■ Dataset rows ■

****

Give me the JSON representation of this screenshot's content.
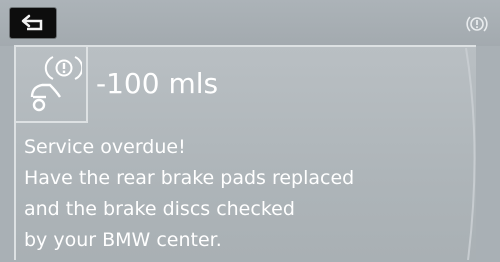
{
  "header": {
    "back_icon": "back-arrow-icon",
    "status_icon": "warning-exclamation-icon"
  },
  "service": {
    "icon": "brake-pad-warning-icon",
    "distance": "-100 mls",
    "message_lines": [
      "Service overdue!",
      "Have the rear brake pads replaced",
      "and the brake discs checked",
      "by your BMW center."
    ]
  },
  "colors": {
    "background": "#a9b0b5",
    "text": "#ffffff",
    "back_button": "#0d0d0d",
    "panel_border": "#dde1e3"
  }
}
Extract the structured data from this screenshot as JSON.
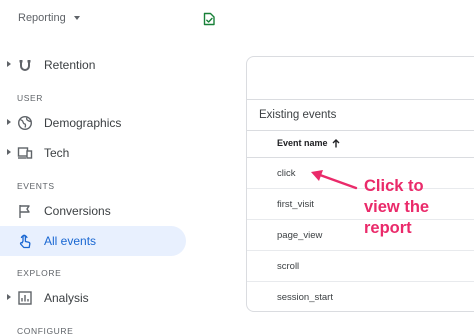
{
  "header": {
    "reporting_label": "Reporting"
  },
  "sidebar": {
    "items": [
      {
        "label": "Retention"
      },
      {
        "label": "Demographics"
      },
      {
        "label": "Tech"
      },
      {
        "label": "Conversions"
      },
      {
        "label": "All events"
      },
      {
        "label": "Analysis"
      }
    ],
    "sections": {
      "user": "USER",
      "events": "EVENTS",
      "explore": "EXPLORE",
      "configure": "CONFIGURE"
    },
    "active_item": "All events"
  },
  "events_card": {
    "title": "Existing events",
    "column_header": "Event name",
    "sort_icon": "arrow-up-icon",
    "rows": [
      {
        "name": "click"
      },
      {
        "name": "first_visit"
      },
      {
        "name": "page_view"
      },
      {
        "name": "scroll"
      },
      {
        "name": "session_start"
      }
    ]
  },
  "annotation": {
    "text": "Click to\nview the\nreport",
    "color": "#ea2a6a"
  },
  "colors": {
    "accent": "#1967d2",
    "active_bg": "#e8f0fe",
    "doc_icon": "#188038"
  }
}
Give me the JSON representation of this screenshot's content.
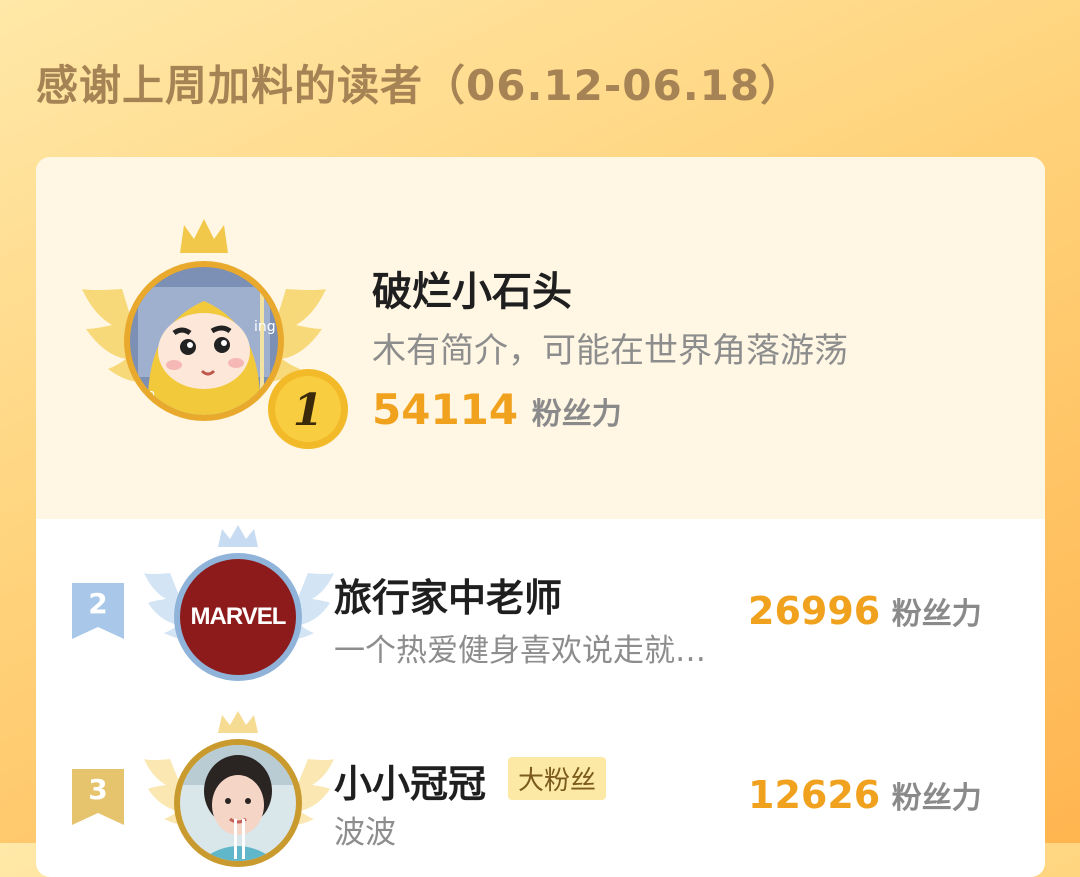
{
  "header": {
    "title": "感谢上周加料的读者（06.12-06.18）"
  },
  "leaderboard": [
    {
      "rank": "1",
      "name": "破烂小石头",
      "bio": "木有简介，可能在世界角落游荡",
      "score": "54114",
      "score_unit": "粉丝力",
      "avatar": "cartoon-kid-yellow-raincoat",
      "colors": {
        "frame": "#f2c84b",
        "medal": "#f2b928",
        "ring": "#e8a92c"
      }
    },
    {
      "rank": "2",
      "name": "旅行家中老师",
      "bio": "一个热爱健身喜欢说走就…",
      "score": "26996",
      "score_unit": "粉丝力",
      "avatar_text": "MARVEL",
      "colors": {
        "frame": "#bcd6f0",
        "tag": "#a9c8e9",
        "ring": "#8fb3d9"
      }
    },
    {
      "rank": "3",
      "name": "小小冠冠",
      "badge": "大粉丝",
      "bio": "波波",
      "score": "12626",
      "score_unit": "粉丝力",
      "avatar": "girl-photo",
      "colors": {
        "frame": "#f6dc93",
        "tag": "#e6c46d",
        "ring": "#c99a2e"
      }
    }
  ]
}
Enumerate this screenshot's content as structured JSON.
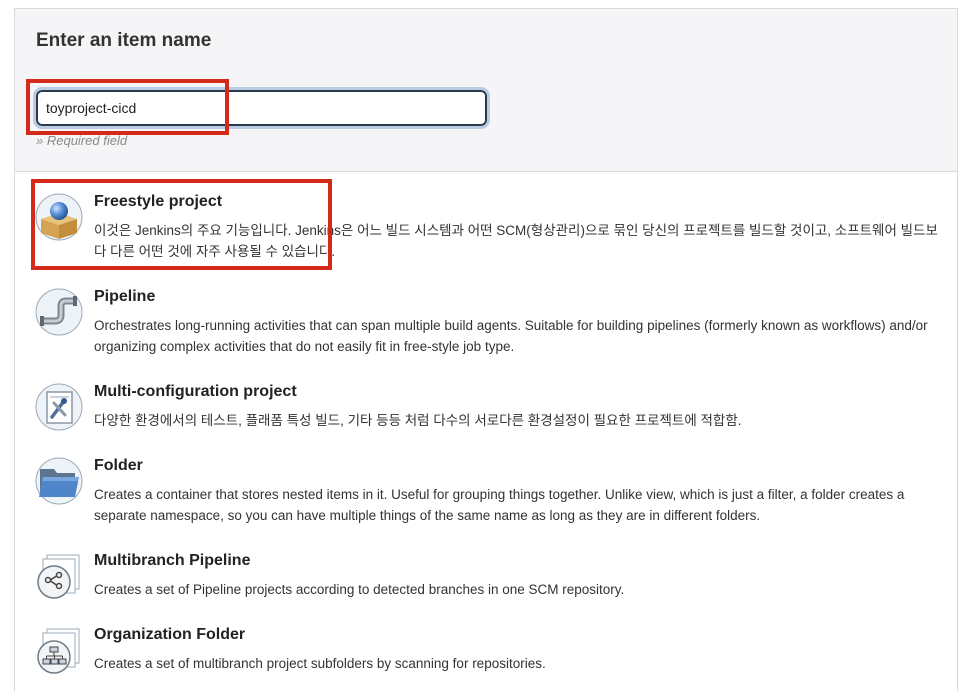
{
  "form": {
    "title": "Enter an item name",
    "name_value": "toyproject-cicd",
    "required_hint": "» Required field"
  },
  "items": [
    {
      "title": "Freestyle project",
      "description": "이것은 Jenkins의 주요 기능입니다. Jenkins은 어느 빌드 시스템과 어떤 SCM(형상관리)으로 묶인 당신의 프로젝트를 빌드할 것이고, 소프트웨어 빌드보다 다른 어떤 것에 자주 사용될 수 있습니다.",
      "icon": "freestyle-project-icon"
    },
    {
      "title": "Pipeline",
      "description": "Orchestrates long-running activities that can span multiple build agents. Suitable for building pipelines (formerly known as workflows) and/or organizing complex activities that do not easily fit in free-style job type.",
      "icon": "pipeline-icon"
    },
    {
      "title": "Multi-configuration project",
      "description": "다양한 환경에서의 테스트, 플래폼 특성 빌드, 기타 등등 처럼 다수의 서로다른 환경설정이 필요한 프로젝트에 적합함.",
      "icon": "multi-configuration-icon"
    },
    {
      "title": "Folder",
      "description": "Creates a container that stores nested items in it. Useful for grouping things together. Unlike view, which is just a filter, a folder creates a separate namespace, so you can have multiple things of the same name as long as they are in different folders.",
      "icon": "folder-icon"
    },
    {
      "title": "Multibranch Pipeline",
      "description": "Creates a set of Pipeline projects according to detected branches in one SCM repository.",
      "icon": "multibranch-pipeline-icon"
    },
    {
      "title": "Organization Folder",
      "description": "Creates a set of multibranch project subfolders by scanning for repositories.",
      "icon": "organization-folder-icon"
    }
  ],
  "colors": {
    "highlight": "#d42a1a",
    "header_bg": "#f5f5f7",
    "input_border": "#2b3a4a"
  }
}
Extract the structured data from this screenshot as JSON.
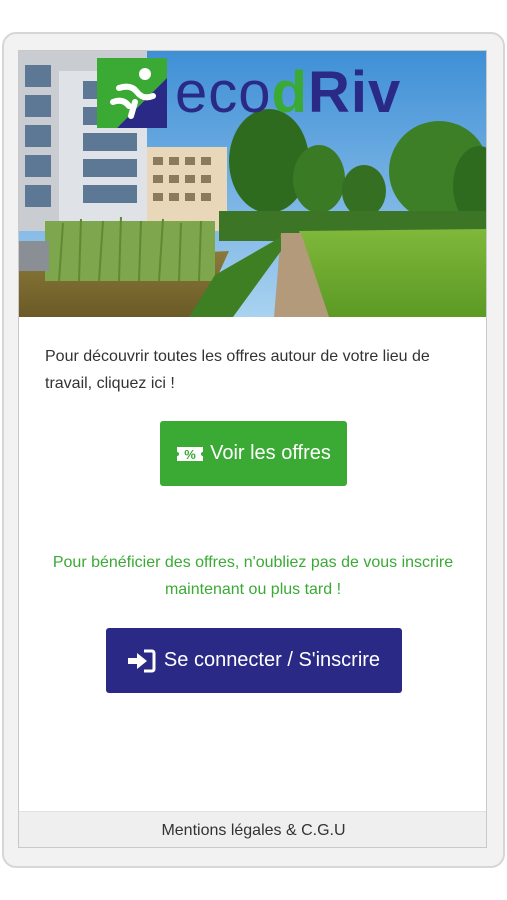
{
  "brand": {
    "logo_prefix": "eco",
    "logo_d": "d",
    "logo_suffix": "Riv",
    "color_primary": "#2a2a86",
    "color_accent": "#3aaa35"
  },
  "hero": {
    "image": "office-park-with-garden-and-canal"
  },
  "intro_text": "Pour découvrir toutes les offres autour de votre lieu de travail, cliquez ici !",
  "offers_button": {
    "label": "Voir les offres",
    "icon": "coupon-percent-icon"
  },
  "promo_text": "Pour bénéficier des offres, n'oubliez pas de vous inscrire maintenant ou plus tard !",
  "login_button": {
    "label": "Se connecter / S'inscrire",
    "icon": "sign-in-icon"
  },
  "footer": {
    "link_label": "Mentions légales & C.G.U"
  }
}
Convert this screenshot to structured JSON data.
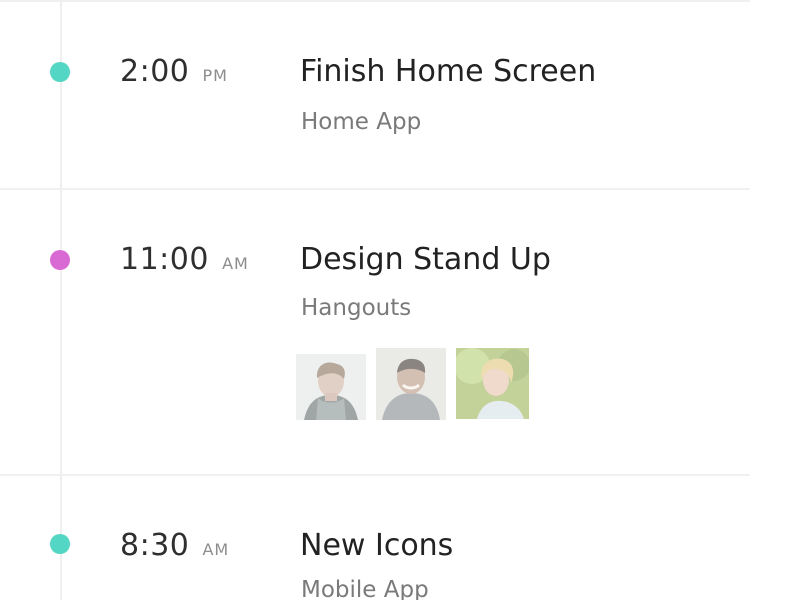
{
  "timeline": {
    "events": [
      {
        "time": "2:00",
        "period": "PM",
        "title": "Finish Home Screen",
        "subtitle": "Home App",
        "dot_color": "#54d6c4"
      },
      {
        "time": "11:00",
        "period": "AM",
        "title": "Design Stand Up",
        "subtitle": "Hangouts",
        "dot_color": "#d96ad4",
        "attendees": [
          {
            "icon": "male-avatar-photo-1"
          },
          {
            "icon": "male-avatar-photo-2"
          },
          {
            "icon": "female-avatar-photo-1"
          }
        ]
      },
      {
        "time": "8:30",
        "period": "AM",
        "title": "New Icons",
        "subtitle": "Mobile App",
        "dot_color": "#54d6c4"
      }
    ]
  }
}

****

■ To be done ■
Collect each line holding the string "inscrire".

■ Exercise output ■
  "promo_text": "Pour bénéficier des offres, n'oubliez pas de vous inscrire maintenant ou plus tard !",
    "label": "Se connecter / S'inscrire",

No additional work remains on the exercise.